__Actions to take__.
1. According to the nicotine metabolism abstract, how much oral nicotine were the participants of Black-African descent given in the in vivo study?
2. Continue the abstract on the CYP2A6*23 allele and nicotine metabolism, starting after its last sentence.

__Source passage__.
-------------------------

CYP2A6 is the main enzyme involved in nicotine metabolism in humans. We have identified a novel allele, CYP2A6*23 (2161C>T, R203C), in individuals of Black-African descent and investigated its impact on enzyme activity and association with smoking status.

Methods

Wild-type and variant enzymes containing amino acid changes R203C (CYP2A6*23), R203S (CYP2A6*16) and V365M (CYP2A6*17) were expressed in Escherichia coli. The effect of CYP2A6*23 in vivo was examined in individuals of Black-African descent given 4 mg oral nicotine.

-------------------------

__Data__.
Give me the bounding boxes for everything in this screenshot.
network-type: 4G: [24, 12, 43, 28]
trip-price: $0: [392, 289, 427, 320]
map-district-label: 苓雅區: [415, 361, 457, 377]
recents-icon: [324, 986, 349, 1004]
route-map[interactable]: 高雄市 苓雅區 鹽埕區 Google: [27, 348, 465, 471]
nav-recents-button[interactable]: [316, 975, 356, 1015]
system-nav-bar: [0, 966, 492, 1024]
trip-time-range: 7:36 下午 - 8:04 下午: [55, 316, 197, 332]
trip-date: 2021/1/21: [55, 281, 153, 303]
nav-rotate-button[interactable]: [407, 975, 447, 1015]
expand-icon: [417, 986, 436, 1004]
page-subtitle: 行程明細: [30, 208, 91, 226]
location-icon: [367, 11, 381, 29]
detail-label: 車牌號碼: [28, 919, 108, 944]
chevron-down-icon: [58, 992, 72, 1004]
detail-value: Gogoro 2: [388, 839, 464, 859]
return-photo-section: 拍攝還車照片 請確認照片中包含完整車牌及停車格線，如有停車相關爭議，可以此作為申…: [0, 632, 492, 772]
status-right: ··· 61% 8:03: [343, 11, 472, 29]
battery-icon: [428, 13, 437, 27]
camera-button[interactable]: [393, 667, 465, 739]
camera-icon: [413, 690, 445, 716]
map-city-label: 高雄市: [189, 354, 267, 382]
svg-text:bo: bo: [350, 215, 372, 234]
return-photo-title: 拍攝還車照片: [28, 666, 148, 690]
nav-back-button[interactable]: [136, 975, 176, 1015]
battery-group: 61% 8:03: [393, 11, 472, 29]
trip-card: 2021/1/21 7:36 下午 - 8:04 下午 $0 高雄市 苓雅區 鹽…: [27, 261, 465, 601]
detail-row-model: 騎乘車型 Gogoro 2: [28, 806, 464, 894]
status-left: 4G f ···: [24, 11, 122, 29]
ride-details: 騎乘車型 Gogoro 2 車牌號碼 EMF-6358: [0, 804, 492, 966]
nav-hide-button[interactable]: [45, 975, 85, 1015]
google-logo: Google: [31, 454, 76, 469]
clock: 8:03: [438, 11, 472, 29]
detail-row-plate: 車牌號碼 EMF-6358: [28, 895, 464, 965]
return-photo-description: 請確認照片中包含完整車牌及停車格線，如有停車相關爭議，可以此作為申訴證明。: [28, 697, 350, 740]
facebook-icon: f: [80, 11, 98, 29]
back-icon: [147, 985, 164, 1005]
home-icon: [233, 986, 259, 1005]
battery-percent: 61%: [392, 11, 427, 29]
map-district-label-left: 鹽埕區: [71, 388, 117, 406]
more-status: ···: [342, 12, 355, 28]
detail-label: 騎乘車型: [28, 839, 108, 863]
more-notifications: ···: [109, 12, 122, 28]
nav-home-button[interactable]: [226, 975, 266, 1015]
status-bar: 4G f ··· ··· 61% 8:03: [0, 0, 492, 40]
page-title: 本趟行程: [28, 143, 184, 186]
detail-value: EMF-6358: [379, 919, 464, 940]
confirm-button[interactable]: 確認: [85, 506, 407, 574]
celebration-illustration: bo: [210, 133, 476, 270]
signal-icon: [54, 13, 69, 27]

-------------------------

__Per-task outputs__.
1. They were given 4 mg of oral nicotine.

2.
Results

CYP2A6*23 occurred at an allele frequency of 2.0% in individuals of Black-African descent (N=560 alleles, 95% confidence interval, 0.8–3.1%) and was not detected in Caucasians (N=334 alleles), Chinese (N=288 alleles) or Japanese (N=104 alleles). In vitro, CYP2A6.23 had greatly reduced activity toward nicotine C-oxidation similar to CYP2A6.17, as well as reduced coumarin 7-hydroxylation. Conversely, CYP2A6.16 did not differ in activity compared with the wild-type enzyme. The trans-3′-hydroxycotinine to cotinine ratio, a phenotypic measure of CYP2A6 activity in vivo, was lower in CYP2A6*1/*23 and CYP2A6*23/*23 individuals (mean adjusted ratio of 0.60, n=5) compared with CYP2A6*1/*1 individuals (mean adjusted ratio of 1.21, n=150) (P<0.04). CYP2A6*23 trended toward a higher allele frequency in nonsmokers (3.1%, N=9/286 alleles) compared with smokers (0.7%, N=2/274 alleles) (P=0.06).

Conclusion

These results suggest the novel CYP2A6*23 allele impairs enzyme function in vitro and in vivo and trends toward an association with lower risk of smoking.